◆ **WHAT IS EXPECTED**: Transcribe the listing exactly, leaving out every picture.

◆ **DATA EXCERPTS**:
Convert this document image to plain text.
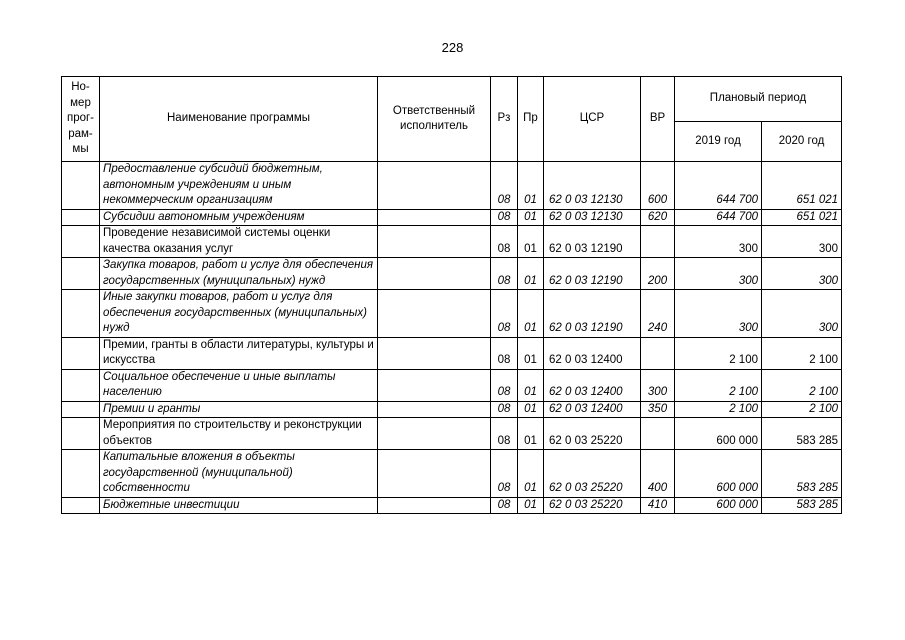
228
Но-мер прог-рам-мы	Наименование программы	Ответственный исполнитель	Рз	Пр	ЦСР	ВР	Плановый период	
							2019 год	2020 год
	Предоставление субсидий бюджетным, автономным учреждениям и иным некоммерческим организациям		08	01	62 0 03 12130	600	644 700	651 021
	Субсидии автономным учреждениям		08	01	62 0 03 12130	620	644 700	651 021
	Проведение независимой системы оценки качества оказания услуг		08	01	62 0 03 12190		300	300
	Закупка товаров, работ и услуг для обеспечения государственных (муниципальных) нужд		08	01	62 0 03 12190	200	300	300
	Иные закупки товаров, работ и услуг для обеспечения государственных (муниципальных) нужд		08	01	62 0 03 12190	240	300	300
	Премии, гранты в области литературы, культуры и искусства		08	01	62 0 03 12400		2 100	2 100
	Социальное обеспечение и иные выплаты населению		08	01	62 0 03 12400	300	2 100	2 100
	Премии и гранты		08	01	62 0 03 12400	350	2 100	2 100
	Мероприятия по строительству и реконструкции объектов		08	01	62 0 03 25220		600 000	583 285
	Капитальные вложения в объекты государственной (муниципальной) собственности		08	01	62 0 03 25220	400	600 000	583 285
	Бюджетные инвестиции		08	01	62 0 03 25220	410	600 000	583 285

◆ **CORRECT ANSWER**:
Convert this document image to plain text.
228
Но-мер прог-рам-мы	Наименование программы	Ответственный исполнитель	Рз	Пр	ЦСР	ВР	Плановый период	
							2019 год	2020 год
	Предоставление субсидий бюджетным, автономным учреждениям и иным некоммерческим организациям		08	01	62 0 03 12130	600	644 700	651 021
	Субсидии автономным учреждениям		08	01	62 0 03 12130	620	644 700	651 021
	Проведение независимой системы оценки качества оказания услуг		08	01	62 0 03 12190		300	300
	Закупка товаров, работ и услуг для обеспечения государственных (муниципальных) нужд		08	01	62 0 03 12190	200	300	300
	Иные закупки товаров, работ и услуг для обеспечения государственных (муниципальных) нужд		08	01	62 0 03 12190	240	300	300
	Премии, гранты в области литературы, культуры и искусства		08	01	62 0 03 12400		2 100	2 100
	Социальное обеспечение и иные выплаты населению		08	01	62 0 03 12400	300	2 100	2 100
	Премии и гранты		08	01	62 0 03 12400	350	2 100	2 100
	Мероприятия по строительству и реконструкции объектов		08	01	62 0 03 25220		600 000	583 285
	Капитальные вложения в объекты государственной (муниципальной) собственности		08	01	62 0 03 25220	400	600 000	583 285
	Бюджетные инвестиции		08	01	62 0 03 25220	410	600 000	583 285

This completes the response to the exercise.